* [What you should do]:
Gather all lines in the entries that include the word "value".
***** Supplied information *****
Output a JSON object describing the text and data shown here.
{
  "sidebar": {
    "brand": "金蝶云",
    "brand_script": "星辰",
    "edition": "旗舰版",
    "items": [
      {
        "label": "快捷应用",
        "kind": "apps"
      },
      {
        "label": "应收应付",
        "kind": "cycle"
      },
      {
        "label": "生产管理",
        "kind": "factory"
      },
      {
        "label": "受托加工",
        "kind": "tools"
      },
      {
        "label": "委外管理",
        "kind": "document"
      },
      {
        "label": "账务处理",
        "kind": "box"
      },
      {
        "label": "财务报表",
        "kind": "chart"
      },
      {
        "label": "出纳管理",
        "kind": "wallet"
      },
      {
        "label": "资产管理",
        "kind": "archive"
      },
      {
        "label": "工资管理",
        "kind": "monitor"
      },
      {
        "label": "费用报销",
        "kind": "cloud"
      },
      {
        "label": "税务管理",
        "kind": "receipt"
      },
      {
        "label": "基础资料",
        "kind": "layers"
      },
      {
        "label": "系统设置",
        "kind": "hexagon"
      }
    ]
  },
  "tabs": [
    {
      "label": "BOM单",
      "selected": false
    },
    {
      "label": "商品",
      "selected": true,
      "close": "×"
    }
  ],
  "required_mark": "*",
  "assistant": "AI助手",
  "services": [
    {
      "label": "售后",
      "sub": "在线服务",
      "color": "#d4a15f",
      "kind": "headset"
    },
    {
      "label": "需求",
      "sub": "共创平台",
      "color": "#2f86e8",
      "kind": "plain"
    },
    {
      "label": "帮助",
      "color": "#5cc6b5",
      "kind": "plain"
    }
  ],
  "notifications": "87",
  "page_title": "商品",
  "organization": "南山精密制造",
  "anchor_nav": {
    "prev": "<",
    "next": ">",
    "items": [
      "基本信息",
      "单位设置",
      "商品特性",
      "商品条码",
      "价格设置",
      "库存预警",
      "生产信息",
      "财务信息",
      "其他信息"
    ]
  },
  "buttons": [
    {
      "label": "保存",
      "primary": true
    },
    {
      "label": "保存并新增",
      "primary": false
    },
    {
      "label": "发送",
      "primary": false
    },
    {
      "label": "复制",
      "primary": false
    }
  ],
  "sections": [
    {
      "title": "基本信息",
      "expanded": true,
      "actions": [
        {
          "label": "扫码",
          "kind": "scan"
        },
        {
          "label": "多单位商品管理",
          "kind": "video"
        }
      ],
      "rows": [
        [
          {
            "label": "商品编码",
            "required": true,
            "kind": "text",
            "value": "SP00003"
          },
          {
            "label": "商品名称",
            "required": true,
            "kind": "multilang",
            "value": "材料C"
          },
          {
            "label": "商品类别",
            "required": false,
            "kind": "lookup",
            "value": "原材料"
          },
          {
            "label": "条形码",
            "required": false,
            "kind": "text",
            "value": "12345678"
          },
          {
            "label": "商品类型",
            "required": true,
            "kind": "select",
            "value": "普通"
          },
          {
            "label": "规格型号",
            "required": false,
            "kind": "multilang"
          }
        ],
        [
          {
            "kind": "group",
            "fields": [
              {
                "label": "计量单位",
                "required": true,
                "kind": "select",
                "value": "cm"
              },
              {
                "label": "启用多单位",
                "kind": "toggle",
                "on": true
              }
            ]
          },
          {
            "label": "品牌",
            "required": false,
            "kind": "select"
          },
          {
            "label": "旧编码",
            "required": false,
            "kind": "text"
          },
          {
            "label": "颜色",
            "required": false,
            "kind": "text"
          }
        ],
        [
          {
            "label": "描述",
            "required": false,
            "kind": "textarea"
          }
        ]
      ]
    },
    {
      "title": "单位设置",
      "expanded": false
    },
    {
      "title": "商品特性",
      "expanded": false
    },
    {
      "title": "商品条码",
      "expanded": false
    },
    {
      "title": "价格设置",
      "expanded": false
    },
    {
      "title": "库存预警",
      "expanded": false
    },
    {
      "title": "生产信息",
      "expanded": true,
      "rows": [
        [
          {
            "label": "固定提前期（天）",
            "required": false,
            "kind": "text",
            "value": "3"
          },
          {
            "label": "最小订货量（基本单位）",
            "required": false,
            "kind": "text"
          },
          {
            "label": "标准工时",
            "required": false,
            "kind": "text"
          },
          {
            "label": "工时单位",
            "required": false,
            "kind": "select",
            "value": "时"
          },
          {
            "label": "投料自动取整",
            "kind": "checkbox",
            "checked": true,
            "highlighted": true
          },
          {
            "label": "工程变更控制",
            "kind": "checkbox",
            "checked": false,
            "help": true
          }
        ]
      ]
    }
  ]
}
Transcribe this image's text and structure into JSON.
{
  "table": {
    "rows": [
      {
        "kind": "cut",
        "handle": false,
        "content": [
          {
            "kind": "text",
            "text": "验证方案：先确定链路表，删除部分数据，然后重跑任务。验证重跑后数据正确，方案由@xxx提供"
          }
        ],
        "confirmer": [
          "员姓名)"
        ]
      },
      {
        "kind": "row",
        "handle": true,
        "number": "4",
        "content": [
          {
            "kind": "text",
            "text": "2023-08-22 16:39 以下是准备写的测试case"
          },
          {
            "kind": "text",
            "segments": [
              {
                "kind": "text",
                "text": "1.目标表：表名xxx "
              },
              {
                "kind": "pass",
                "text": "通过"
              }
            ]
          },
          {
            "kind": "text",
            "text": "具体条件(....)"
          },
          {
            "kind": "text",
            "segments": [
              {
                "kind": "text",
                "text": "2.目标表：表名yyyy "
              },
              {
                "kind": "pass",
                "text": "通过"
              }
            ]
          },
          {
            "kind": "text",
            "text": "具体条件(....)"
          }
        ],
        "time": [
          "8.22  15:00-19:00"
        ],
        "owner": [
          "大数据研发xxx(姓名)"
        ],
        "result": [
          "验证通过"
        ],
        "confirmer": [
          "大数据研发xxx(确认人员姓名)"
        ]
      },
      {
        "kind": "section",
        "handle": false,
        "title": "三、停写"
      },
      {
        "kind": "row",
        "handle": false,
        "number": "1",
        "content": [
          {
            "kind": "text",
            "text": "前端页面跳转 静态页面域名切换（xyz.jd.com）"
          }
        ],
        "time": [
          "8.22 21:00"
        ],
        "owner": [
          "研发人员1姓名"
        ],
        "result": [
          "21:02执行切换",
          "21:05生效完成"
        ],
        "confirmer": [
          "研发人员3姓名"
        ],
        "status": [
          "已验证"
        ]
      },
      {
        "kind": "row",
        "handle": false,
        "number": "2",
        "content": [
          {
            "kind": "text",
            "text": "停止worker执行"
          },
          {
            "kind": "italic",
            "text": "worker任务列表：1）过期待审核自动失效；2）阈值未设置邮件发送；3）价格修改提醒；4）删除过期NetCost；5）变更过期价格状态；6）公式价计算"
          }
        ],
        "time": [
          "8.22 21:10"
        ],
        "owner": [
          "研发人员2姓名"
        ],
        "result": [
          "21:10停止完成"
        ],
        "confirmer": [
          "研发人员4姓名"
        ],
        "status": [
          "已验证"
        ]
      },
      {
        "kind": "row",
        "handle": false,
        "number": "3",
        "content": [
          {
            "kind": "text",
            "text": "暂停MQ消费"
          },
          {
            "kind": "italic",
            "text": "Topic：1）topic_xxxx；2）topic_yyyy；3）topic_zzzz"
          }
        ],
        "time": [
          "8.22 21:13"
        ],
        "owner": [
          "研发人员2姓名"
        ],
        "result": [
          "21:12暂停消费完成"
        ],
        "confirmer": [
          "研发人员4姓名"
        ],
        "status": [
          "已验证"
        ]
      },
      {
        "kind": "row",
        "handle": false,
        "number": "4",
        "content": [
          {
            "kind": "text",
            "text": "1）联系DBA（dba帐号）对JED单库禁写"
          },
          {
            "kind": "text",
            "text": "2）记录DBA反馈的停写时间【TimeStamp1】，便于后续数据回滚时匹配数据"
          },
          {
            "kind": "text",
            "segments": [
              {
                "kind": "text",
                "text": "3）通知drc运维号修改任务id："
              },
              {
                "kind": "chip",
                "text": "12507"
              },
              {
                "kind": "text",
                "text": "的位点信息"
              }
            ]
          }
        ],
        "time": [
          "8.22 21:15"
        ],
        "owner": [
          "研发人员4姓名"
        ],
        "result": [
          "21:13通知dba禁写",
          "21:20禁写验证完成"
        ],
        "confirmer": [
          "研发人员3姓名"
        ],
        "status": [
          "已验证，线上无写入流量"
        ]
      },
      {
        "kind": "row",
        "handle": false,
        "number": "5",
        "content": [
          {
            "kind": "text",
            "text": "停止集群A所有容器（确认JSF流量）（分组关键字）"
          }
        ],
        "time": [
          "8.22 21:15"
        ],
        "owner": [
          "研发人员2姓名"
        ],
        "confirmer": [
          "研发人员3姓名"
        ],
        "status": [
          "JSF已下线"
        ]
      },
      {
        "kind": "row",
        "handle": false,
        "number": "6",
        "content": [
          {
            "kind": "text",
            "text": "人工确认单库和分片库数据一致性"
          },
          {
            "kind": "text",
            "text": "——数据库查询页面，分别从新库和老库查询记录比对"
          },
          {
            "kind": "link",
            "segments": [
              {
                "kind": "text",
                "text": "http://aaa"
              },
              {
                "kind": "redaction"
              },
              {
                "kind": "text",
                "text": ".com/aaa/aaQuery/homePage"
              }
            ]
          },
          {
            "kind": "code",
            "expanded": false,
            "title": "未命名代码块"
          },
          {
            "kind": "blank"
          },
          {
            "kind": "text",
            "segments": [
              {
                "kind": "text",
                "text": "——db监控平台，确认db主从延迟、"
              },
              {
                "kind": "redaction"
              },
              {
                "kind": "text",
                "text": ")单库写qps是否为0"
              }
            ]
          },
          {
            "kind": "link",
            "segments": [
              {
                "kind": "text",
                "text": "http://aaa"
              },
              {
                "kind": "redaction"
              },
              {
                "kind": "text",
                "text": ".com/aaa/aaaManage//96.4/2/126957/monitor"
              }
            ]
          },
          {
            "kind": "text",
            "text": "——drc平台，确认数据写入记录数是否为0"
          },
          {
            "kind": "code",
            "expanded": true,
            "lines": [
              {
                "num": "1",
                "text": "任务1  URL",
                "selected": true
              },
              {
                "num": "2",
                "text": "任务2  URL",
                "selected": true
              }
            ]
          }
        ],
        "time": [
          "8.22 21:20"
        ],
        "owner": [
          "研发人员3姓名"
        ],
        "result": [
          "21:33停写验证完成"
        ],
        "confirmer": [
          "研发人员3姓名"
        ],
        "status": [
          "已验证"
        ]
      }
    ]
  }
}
*****
* [In response]:
            "value": "SP00003"
            "value": "材料C"
            "value": "原材料"
            "value": "12345678"
            "value": "普通"
                "value": "cm"
            "value": "3"
            "value": "时"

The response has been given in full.